* **Objective**
Reproduce every line in the listing that contains the word "between".

* **Dataset excerpts**
## start
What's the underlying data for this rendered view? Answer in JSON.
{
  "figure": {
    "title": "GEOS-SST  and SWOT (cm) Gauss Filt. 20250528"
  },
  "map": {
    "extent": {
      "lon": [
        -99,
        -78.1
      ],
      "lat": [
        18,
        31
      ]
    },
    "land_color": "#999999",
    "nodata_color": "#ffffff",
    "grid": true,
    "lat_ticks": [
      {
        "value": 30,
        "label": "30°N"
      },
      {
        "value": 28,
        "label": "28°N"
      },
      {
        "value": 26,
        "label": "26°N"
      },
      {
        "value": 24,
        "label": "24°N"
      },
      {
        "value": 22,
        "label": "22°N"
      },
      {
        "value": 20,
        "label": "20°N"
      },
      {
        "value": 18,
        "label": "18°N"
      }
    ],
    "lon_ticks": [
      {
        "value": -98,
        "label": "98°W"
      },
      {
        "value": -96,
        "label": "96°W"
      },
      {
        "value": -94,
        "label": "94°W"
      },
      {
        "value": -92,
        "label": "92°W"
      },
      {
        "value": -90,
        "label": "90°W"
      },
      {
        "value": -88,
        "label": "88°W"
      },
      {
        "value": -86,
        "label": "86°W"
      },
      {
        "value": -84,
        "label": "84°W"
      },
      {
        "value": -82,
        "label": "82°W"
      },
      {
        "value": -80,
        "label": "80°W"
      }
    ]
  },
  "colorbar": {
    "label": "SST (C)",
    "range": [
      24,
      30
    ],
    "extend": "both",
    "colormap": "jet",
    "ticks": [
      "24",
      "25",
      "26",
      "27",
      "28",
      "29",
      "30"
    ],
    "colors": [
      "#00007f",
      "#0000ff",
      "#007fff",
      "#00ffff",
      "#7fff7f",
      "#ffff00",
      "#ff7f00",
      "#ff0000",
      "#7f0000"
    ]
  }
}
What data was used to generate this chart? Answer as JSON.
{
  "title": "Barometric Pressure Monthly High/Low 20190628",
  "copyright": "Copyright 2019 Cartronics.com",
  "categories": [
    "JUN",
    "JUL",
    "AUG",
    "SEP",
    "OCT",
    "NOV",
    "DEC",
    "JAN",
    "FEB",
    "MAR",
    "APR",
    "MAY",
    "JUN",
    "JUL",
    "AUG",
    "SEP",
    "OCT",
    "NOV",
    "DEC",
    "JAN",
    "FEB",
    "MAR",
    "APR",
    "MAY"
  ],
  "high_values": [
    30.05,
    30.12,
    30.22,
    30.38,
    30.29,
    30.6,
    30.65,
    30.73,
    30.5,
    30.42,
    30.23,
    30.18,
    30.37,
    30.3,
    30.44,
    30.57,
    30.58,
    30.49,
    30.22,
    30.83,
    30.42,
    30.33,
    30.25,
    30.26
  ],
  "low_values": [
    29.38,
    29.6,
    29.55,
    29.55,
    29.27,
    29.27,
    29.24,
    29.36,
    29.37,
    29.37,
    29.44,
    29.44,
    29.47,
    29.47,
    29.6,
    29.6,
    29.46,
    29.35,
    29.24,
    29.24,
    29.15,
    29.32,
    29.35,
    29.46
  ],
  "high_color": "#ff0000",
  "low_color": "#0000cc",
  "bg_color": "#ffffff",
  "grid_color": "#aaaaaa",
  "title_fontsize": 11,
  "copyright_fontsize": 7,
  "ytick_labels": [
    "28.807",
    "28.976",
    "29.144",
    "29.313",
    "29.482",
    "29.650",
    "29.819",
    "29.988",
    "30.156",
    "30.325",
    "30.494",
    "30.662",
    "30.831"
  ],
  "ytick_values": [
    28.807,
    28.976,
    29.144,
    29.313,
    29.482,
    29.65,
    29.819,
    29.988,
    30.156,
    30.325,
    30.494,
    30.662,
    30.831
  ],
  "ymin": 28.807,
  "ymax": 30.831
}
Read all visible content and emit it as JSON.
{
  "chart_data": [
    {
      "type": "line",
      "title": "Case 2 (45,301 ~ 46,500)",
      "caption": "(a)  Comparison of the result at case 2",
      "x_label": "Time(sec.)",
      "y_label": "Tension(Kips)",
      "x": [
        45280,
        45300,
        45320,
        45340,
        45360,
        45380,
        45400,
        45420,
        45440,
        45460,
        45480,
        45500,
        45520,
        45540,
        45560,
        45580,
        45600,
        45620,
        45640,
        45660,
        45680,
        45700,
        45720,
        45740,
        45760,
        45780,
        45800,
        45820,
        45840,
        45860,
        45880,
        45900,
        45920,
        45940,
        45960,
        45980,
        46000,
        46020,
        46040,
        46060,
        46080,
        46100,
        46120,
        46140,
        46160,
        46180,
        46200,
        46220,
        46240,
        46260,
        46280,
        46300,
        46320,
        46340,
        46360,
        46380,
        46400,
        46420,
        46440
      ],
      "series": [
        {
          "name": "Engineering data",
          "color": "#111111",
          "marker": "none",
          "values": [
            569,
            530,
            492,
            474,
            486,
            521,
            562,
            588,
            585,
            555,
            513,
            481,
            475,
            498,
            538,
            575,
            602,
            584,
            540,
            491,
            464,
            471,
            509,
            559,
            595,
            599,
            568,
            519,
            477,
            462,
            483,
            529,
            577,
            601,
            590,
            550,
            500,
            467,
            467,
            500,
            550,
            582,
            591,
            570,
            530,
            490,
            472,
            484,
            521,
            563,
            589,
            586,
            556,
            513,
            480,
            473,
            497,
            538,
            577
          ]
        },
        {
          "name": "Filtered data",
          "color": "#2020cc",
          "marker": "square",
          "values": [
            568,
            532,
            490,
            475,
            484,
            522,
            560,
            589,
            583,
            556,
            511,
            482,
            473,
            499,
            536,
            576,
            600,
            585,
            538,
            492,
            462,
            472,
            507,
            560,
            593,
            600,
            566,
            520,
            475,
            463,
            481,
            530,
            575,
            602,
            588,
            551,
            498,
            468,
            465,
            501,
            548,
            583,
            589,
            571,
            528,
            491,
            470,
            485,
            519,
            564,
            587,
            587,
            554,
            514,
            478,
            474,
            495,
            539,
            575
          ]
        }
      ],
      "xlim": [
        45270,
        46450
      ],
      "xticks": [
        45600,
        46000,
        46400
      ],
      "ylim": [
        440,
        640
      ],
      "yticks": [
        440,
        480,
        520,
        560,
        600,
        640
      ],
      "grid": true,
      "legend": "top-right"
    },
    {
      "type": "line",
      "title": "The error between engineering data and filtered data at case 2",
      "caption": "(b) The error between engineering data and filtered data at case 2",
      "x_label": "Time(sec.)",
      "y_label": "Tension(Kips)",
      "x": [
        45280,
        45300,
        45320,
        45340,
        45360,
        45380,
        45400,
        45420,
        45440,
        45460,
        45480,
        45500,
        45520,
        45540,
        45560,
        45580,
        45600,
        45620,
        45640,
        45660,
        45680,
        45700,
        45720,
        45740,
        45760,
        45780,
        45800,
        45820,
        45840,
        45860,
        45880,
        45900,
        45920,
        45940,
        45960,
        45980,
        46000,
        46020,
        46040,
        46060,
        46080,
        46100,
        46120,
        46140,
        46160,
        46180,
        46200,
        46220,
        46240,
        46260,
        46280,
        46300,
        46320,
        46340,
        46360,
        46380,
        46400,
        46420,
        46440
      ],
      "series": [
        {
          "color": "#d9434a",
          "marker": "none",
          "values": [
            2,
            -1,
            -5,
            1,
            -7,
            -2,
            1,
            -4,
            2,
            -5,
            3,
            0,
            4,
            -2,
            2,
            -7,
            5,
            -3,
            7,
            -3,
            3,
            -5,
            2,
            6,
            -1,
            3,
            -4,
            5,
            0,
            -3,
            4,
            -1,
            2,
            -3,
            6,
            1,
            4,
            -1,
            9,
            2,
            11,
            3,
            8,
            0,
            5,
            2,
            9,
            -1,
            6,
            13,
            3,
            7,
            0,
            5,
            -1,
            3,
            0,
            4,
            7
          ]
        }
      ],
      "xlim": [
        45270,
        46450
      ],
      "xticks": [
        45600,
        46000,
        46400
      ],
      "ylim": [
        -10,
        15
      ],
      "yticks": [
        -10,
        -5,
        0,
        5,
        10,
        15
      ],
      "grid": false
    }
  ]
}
## end
* **Written response**
      "title": "The error between engineering data and filtered data at case 2",
      "caption": "(b) The error between engineering data and filtered data at case 2",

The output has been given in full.